Instructions for the task: Can you transcribe every record below exactly as it appears?

(Extracted data entries)

****************

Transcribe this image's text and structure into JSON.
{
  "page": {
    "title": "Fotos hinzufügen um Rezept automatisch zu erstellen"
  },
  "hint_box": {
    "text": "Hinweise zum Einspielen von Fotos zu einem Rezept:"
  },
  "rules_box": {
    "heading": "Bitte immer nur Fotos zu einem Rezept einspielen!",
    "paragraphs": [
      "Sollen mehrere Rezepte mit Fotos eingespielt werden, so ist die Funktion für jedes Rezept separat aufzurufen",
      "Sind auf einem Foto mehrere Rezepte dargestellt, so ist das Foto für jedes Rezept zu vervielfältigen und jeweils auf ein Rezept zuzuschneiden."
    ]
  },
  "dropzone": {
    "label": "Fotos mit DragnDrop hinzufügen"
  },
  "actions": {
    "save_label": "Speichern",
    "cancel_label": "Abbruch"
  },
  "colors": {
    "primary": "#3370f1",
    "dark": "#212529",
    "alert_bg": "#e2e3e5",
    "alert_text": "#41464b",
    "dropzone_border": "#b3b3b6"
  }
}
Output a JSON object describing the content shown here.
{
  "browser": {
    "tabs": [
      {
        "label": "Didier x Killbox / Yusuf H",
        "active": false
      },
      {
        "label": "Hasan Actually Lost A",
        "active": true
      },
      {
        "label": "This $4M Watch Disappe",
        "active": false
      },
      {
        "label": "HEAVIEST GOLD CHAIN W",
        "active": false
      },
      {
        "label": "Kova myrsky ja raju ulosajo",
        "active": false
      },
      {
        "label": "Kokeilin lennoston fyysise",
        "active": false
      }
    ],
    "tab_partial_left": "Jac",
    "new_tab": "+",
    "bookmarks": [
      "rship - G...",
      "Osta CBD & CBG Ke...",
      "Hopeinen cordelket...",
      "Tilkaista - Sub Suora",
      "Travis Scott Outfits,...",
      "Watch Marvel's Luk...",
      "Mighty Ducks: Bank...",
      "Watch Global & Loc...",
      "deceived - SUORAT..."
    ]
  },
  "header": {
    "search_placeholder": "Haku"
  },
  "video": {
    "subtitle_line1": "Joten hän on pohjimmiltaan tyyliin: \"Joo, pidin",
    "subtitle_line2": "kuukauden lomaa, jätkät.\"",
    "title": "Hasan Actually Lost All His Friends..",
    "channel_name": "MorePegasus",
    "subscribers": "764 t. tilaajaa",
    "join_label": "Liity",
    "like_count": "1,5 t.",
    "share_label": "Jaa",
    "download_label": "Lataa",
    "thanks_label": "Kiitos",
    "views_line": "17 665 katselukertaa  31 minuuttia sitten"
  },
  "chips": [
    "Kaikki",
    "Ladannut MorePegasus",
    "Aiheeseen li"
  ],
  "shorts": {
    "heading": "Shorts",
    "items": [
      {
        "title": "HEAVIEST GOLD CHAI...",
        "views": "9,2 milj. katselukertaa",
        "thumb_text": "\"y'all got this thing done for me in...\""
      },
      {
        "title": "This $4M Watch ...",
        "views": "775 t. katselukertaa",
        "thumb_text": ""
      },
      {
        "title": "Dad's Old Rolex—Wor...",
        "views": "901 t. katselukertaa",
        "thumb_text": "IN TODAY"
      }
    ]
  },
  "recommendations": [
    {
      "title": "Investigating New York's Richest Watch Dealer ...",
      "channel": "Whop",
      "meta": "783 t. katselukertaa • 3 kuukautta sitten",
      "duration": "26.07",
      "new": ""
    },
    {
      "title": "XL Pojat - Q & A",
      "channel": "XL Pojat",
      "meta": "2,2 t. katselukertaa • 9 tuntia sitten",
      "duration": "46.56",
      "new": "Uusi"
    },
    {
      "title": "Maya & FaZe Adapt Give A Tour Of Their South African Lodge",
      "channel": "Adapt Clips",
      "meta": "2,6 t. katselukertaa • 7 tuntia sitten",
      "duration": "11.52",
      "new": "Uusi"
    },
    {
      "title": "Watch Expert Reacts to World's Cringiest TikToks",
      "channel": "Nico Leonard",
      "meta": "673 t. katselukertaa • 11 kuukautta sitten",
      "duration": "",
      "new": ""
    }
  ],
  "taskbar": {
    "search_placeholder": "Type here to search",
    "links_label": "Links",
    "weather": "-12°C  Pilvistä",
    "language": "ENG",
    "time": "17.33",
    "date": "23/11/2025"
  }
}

****************

Response below:
Transcribe this image's text and structure into JSON.
{
  "page": {
    "title": "Fotos hinzufügen um Rezept automatisch zu erstellen"
  },
  "hint_box": {
    "text": "Hinweise zum Einspielen von Fotos zu einem Rezept:"
  },
  "rules_box": {
    "heading": "Bitte immer nur Fotos zu einem Rezept einspielen!",
    "paragraphs": [
      "Sollen mehrere Rezepte mit Fotos eingespielt werden, so ist die Funktion für jedes Rezept separat aufzurufen",
      "Sind auf einem Foto mehrere Rezepte dargestellt, so ist das Foto für jedes Rezept zu vervielfältigen und jeweils auf ein Rezept zuzuschneiden."
    ]
  },
  "dropzone": {
    "label": "Fotos mit DragnDrop hinzufügen"
  },
  "actions": {
    "save_label": "Speichern",
    "cancel_label": "Abbruch"
  },
  "colors": {
    "primary": "#3370f1",
    "dark": "#212529",
    "alert_bg": "#e2e3e5",
    "alert_text": "#41464b",
    "dropzone_border": "#b3b3b6"
  }
}
Output a JSON object describing the content shown here.
{
  "browser": {
    "tabs": [
      {
        "label": "Didier x Killbox / Yusuf H",
        "active": false
      },
      {
        "label": "Hasan Actually Lost A",
        "active": true
      },
      {
        "label": "This $4M Watch Disappe",
        "active": false
      },
      {
        "label": "HEAVIEST GOLD CHAIN W",
        "active": false
      },
      {
        "label": "Kova myrsky ja raju ulosajo",
        "active": false
      },
      {
        "label": "Kokeilin lennoston fyysise",
        "active": false
      }
    ],
    "tab_partial_left": "Jac",
    "new_tab": "+",
    "bookmarks": [
      "rship - G...",
      "Osta CBD & CBG Ke...",
      "Hopeinen cordelket...",
      "Tilkaista - Sub Suora",
      "Travis Scott Outfits,...",
      "Watch Marvel's Luk...",
      "Mighty Ducks: Bank...",
      "Watch Global & Loc...",
      "deceived - SUORAT..."
    ]
  },
  "header": {
    "search_placeholder": "Haku"
  },
  "video": {
    "subtitle_line1": "Joten hän on pohjimmiltaan tyyliin: \"Joo, pidin",
    "subtitle_line2": "kuukauden lomaa, jätkät.\"",
    "title": "Hasan Actually Lost All His Friends..",
    "channel_name": "MorePegasus",
    "subscribers": "764 t. tilaajaa",
    "join_label": "Liity",
    "like_count": "1,5 t.",
    "share_label": "Jaa",
    "download_label": "Lataa",
    "thanks_label": "Kiitos",
    "views_line": "17 665 katselukertaa  31 minuuttia sitten"
  },
  "chips": [
    "Kaikki",
    "Ladannut MorePegasus",
    "Aiheeseen li"
  ],
  "shorts": {
    "heading": "Shorts",
    "items": [
      {
        "title": "HEAVIEST GOLD CHAI...",
        "views": "9,2 milj. katselukertaa",
        "thumb_text": "\"y'all got this thing done for me in...\""
      },
      {
        "title": "This $4M Watch ...",
        "views": "775 t. katselukertaa",
        "thumb_text": ""
      },
      {
        "title": "Dad's Old Rolex—Wor...",
        "views": "901 t. katselukertaa",
        "thumb_text": "IN TODAY"
      }
    ]
  },
  "recommendations": [
    {
      "title": "Investigating New York's Richest Watch Dealer ...",
      "channel": "Whop",
      "meta": "783 t. katselukertaa • 3 kuukautta sitten",
      "duration": "26.07",
      "new": ""
    },
    {
      "title": "XL Pojat - Q & A",
      "channel": "XL Pojat",
      "meta": "2,2 t. katselukertaa • 9 tuntia sitten",
      "duration": "46.56",
      "new": "Uusi"
    },
    {
      "title": "Maya & FaZe Adapt Give A Tour Of Their South African Lodge",
      "channel": "Adapt Clips",
      "meta": "2,6 t. katselukertaa • 7 tuntia sitten",
      "duration": "11.52",
      "new": "Uusi"
    },
    {
      "title": "Watch Expert Reacts to World's Cringiest TikToks",
      "channel": "Nico Leonard",
      "meta": "673 t. katselukertaa • 11 kuukautta sitten",
      "duration": "",
      "new": ""
    }
  ],
  "taskbar": {
    "search_placeholder": "Type here to search",
    "links_label": "Links",
    "weather": "-12°C  Pilvistä",
    "language": "ENG",
    "time": "17.33",
    "date": "23/11/2025"
  }
}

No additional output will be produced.